### [RECORDS FOR THE TASK]
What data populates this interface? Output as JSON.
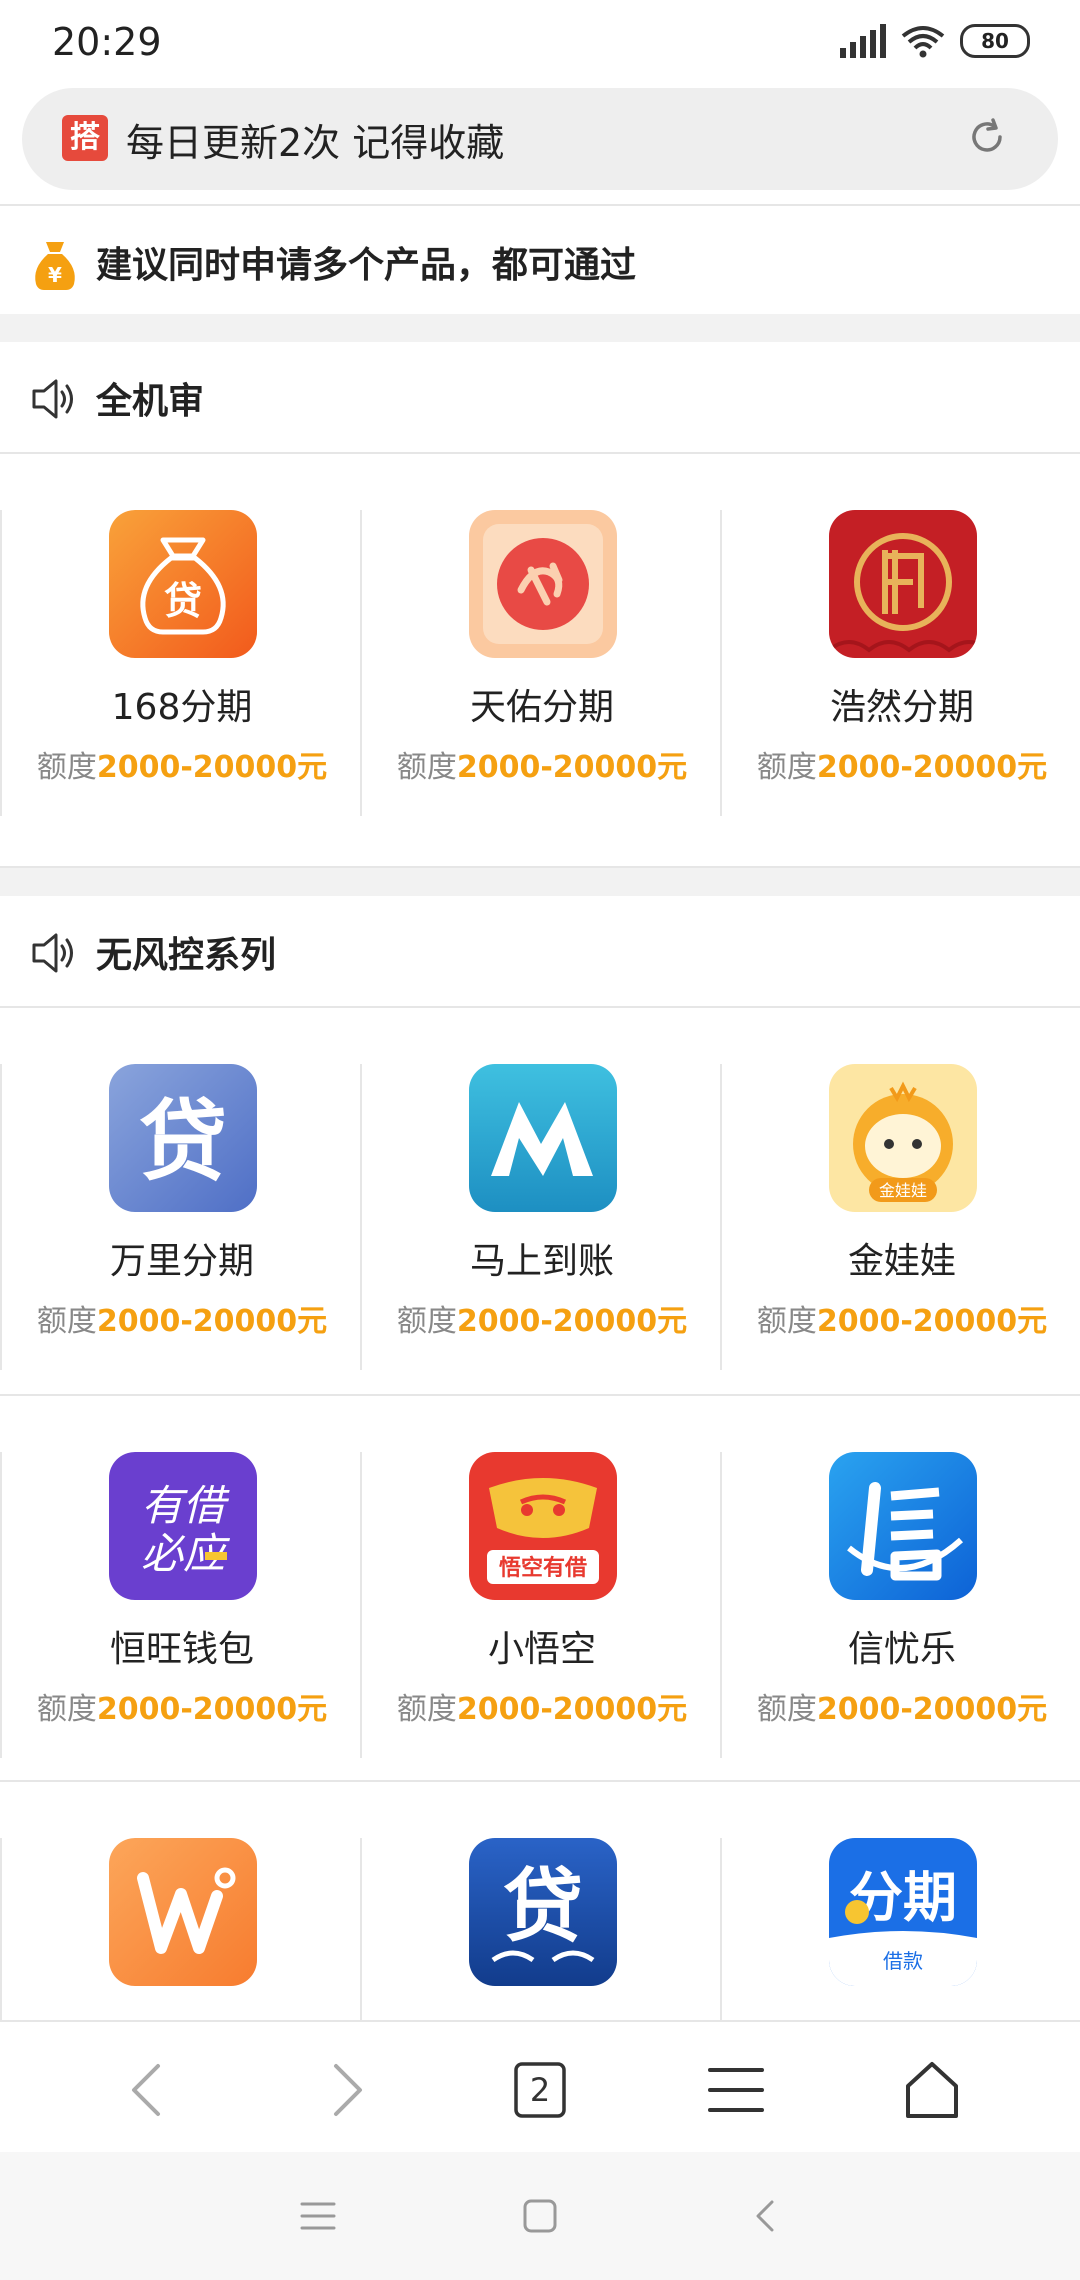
{
  "status_bar": {
    "time": "20:29",
    "battery": "80"
  },
  "address_bar": {
    "icon_char": "搭",
    "text": "每日更新2次 记得收藏"
  },
  "notice": {
    "text": "建议同时申请多个产品，都可通过"
  },
  "sections": [
    {
      "title": "全机审",
      "items": [
        {
          "name": "168分期",
          "label": "额度",
          "amount": "2000-20000元"
        },
        {
          "name": "天佑分期",
          "label": "额度",
          "amount": "2000-20000元"
        },
        {
          "name": "浩然分期",
          "label": "额度",
          "amount": "2000-20000元"
        }
      ]
    },
    {
      "title": "无风控系列",
      "items": [
        {
          "name": "万里分期",
          "label": "额度",
          "amount": "2000-20000元"
        },
        {
          "name": "马上到账",
          "label": "额度",
          "amount": "2000-20000元"
        },
        {
          "name": "金娃娃",
          "label": "额度",
          "amount": "2000-20000元"
        },
        {
          "name": "恒旺钱包",
          "label": "额度",
          "amount": "2000-20000元"
        },
        {
          "name": "小悟空",
          "label": "额度",
          "amount": "2000-20000元"
        },
        {
          "name": "信忧乐",
          "label": "额度",
          "amount": "2000-20000元"
        }
      ]
    }
  ],
  "logos": {
    "l168": "贷",
    "wanli": "贷",
    "jinwawa": "金娃娃",
    "hengwang_top": "有借",
    "hengwang_bottom": "必应",
    "xiaowukong": "悟空有借",
    "row3_c2": "贷",
    "row3_c3_top": "分期",
    "row3_c3_bottom": "借款"
  },
  "toolbar": {
    "tabs_count": "2"
  },
  "colors": {
    "accent": "#f5a011",
    "brand_red": "#e64a3c"
  }
}
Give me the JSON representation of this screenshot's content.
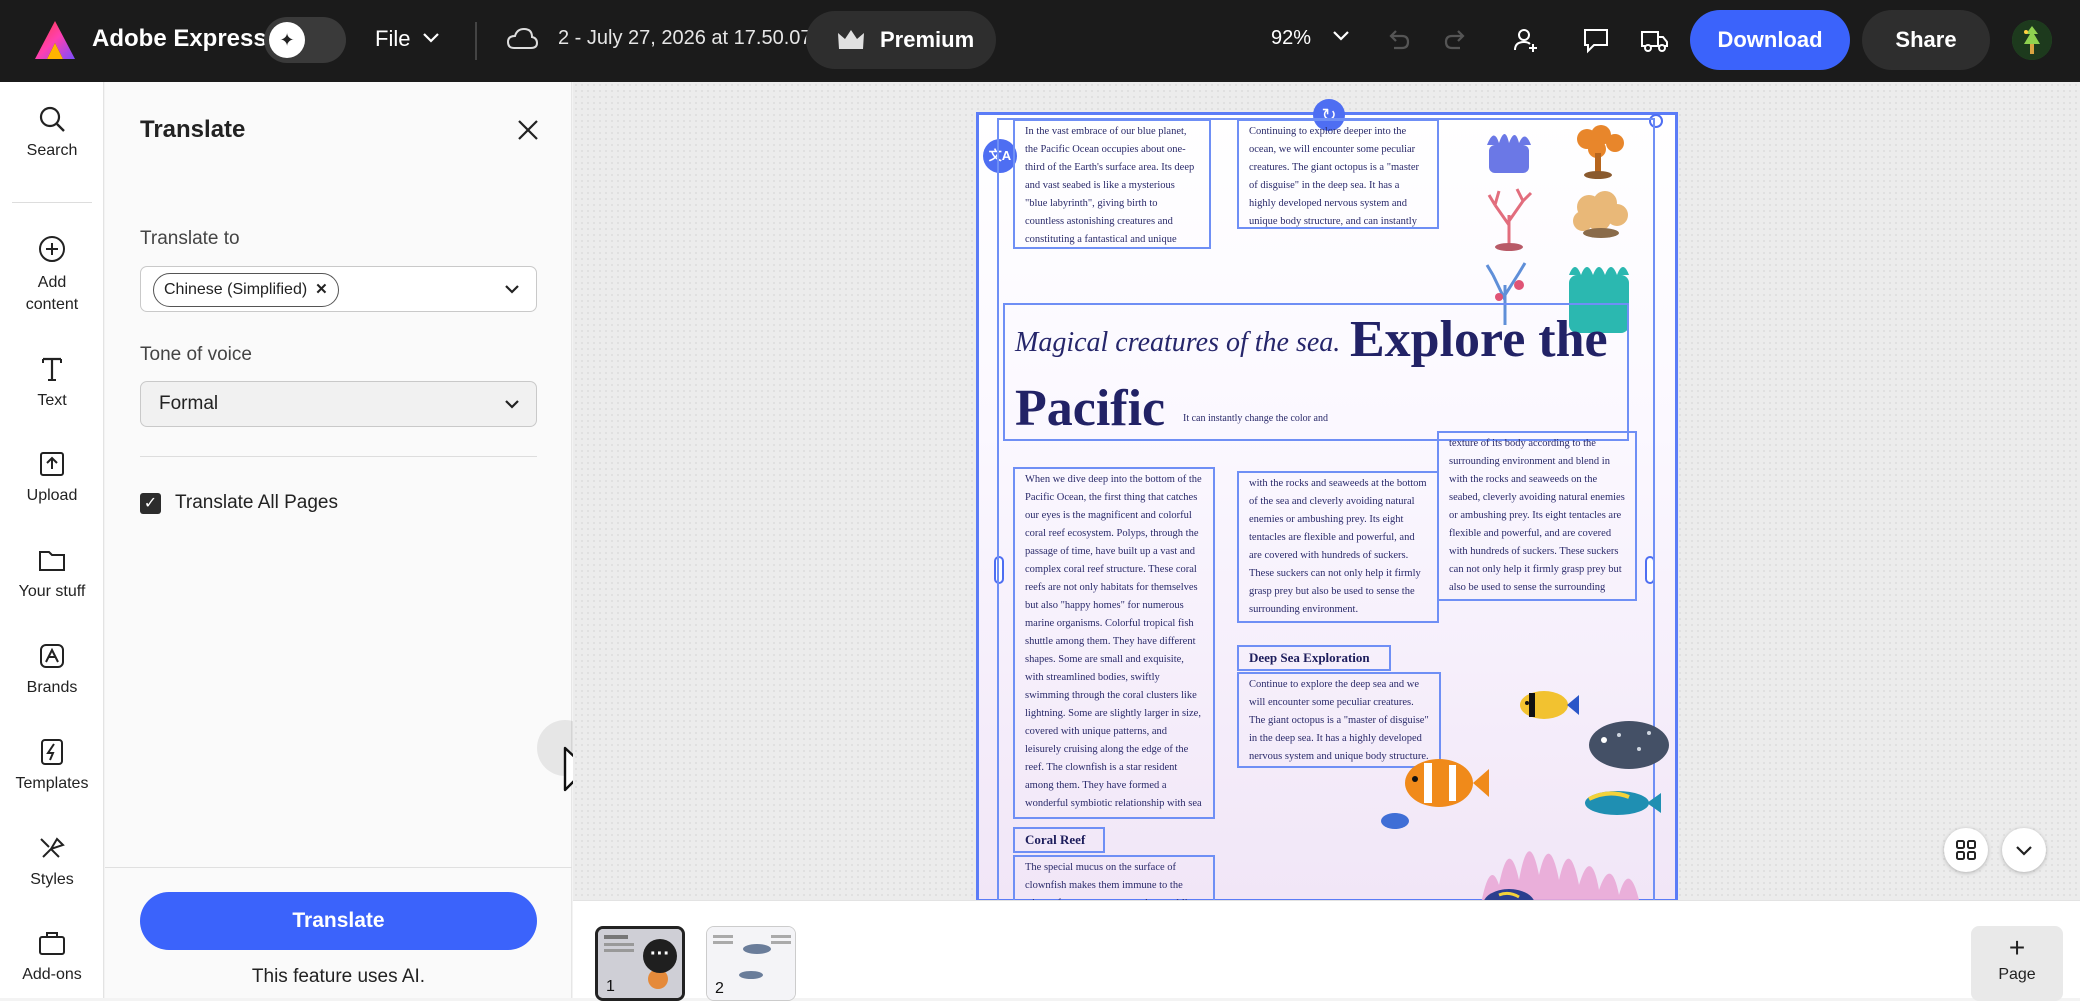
{
  "topbar": {
    "brand": "Adobe Express",
    "file_label": "File",
    "doc_name": "2 - July 27, 2026 at 17.50.07",
    "premium_label": "Premium",
    "zoom": "92%",
    "download_label": "Download",
    "share_label": "Share"
  },
  "rail": {
    "items": [
      {
        "label": "Search",
        "icon": "search-icon"
      },
      {
        "label": "Add\ncontent",
        "icon": "add-circle-icon"
      },
      {
        "label": "Text",
        "icon": "text-icon"
      },
      {
        "label": "Upload",
        "icon": "upload-icon"
      },
      {
        "label": "Your stuff",
        "icon": "folder-icon"
      },
      {
        "label": "Brands",
        "icon": "brand-icon"
      },
      {
        "label": "Templates",
        "icon": "templates-icon"
      },
      {
        "label": "Styles",
        "icon": "styles-icon"
      },
      {
        "label": "Add-ons",
        "icon": "addons-icon"
      }
    ]
  },
  "panel": {
    "title": "Translate",
    "translate_to_label": "Translate to",
    "language_chip": "Chinese (Simplified)",
    "tone_label": "Tone of voice",
    "tone_value": "Formal",
    "translate_all_label": "Translate All Pages",
    "translate_all_checked": true,
    "translate_button": "Translate",
    "ai_note": "This feature uses AI."
  },
  "doc": {
    "hero_sub": "Magical creatures of the sea.",
    "hero_title_1": "Explore the",
    "hero_title_2": "Pacific",
    "hero_note": "It can instantly change the color and",
    "p1": "In the vast embrace of our blue planet, the Pacific Ocean occupies about one-third of the Earth's surface area. Its deep and vast seabed is like a mysterious \"blue labyrinth\", giving birth to countless astonishing creatures and constituting a fantastical and unique ecosystem.",
    "p2": "Continuing to explore deeper into the ocean, we will encounter some peculiar creatures. The giant octopus is a \"master of disguise\" in the deep sea. It has a highly developed nervous system and unique body structure, and can instantly change the color and texture of its body according to the surrounding environment, blending in",
    "p3": "texture of its body according to the surrounding environment and blend in with the rocks and seaweeds on the seabed, cleverly avoiding natural enemies or ambushing prey. Its eight tentacles are flexible and powerful, and are covered with hundreds of suckers. These suckers can not only help it firmly grasp prey but also be used to sense the surrounding environment.",
    "p4": "When we dive deep into the bottom of the Pacific Ocean, the first thing that catches our eyes is the magnificent and colorful coral reef ecosystem. Polyps, through the passage of time, have built up a vast and complex coral reef structure. These coral reefs are not only habitats for themselves but also \"happy homes\" for numerous marine organisms. Colorful tropical fish shuttle among them. They have different shapes. Some are small and exquisite, with streamlined bodies, swiftly swimming through the coral clusters like lightning. Some are slightly larger in size, covered with unique patterns, and leisurely cruising along the edge of the reef. The clownfish is a star resident among them. They have formed a wonderful symbiotic relationship with sea anemones.",
    "p5": "with the rocks and seaweeds at the bottom of the sea and cleverly avoiding natural enemies or ambushing prey. Its eight tentacles are flexible and powerful, and are covered with hundreds of suckers. These suckers can not only help it firmly grasp prey but also be used to sense the surrounding environment.",
    "deep_sea_heading": "Deep Sea Exploration",
    "p6": "Continue to explore the deep sea and we will encounter some peculiar creatures. The giant octopus is a \"master of disguise\" in the deep sea. It has a highly developed nervous system and unique body structure.",
    "coral_heading": "Coral Reef",
    "p7": "The special mucus on the surface of clownfish makes them immune to the stings of sea anemone tentacles, enabling"
  },
  "strip": {
    "thumb1_num": "1",
    "thumb2_num": "2",
    "page_label": "Page"
  },
  "colors": {
    "accent": "#3b63fb",
    "selection": "#4e6ef2",
    "topbar_bg": "#1b1b1b"
  }
}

### [AIM]
Check each line of the records for the word "peculiar", and show the lines that contain it.

### [SOLUTION BELOW]
    "p2": "Continuing to explore deeper into the ocean, we will encounter some peculiar creatures. The giant octopus is a \"master of disguise\" in the deep sea. It has a highly developed nervous system and unique body structure, and can instantly change the color and texture of its body according to the surrounding environment, blending in",
    "p6": "Continue to explore the deep sea and we will encounter some peculiar creatures. The giant octopus is a \"master of disguise\" in the deep sea. It has a highly developed nervous system and unique body structure.",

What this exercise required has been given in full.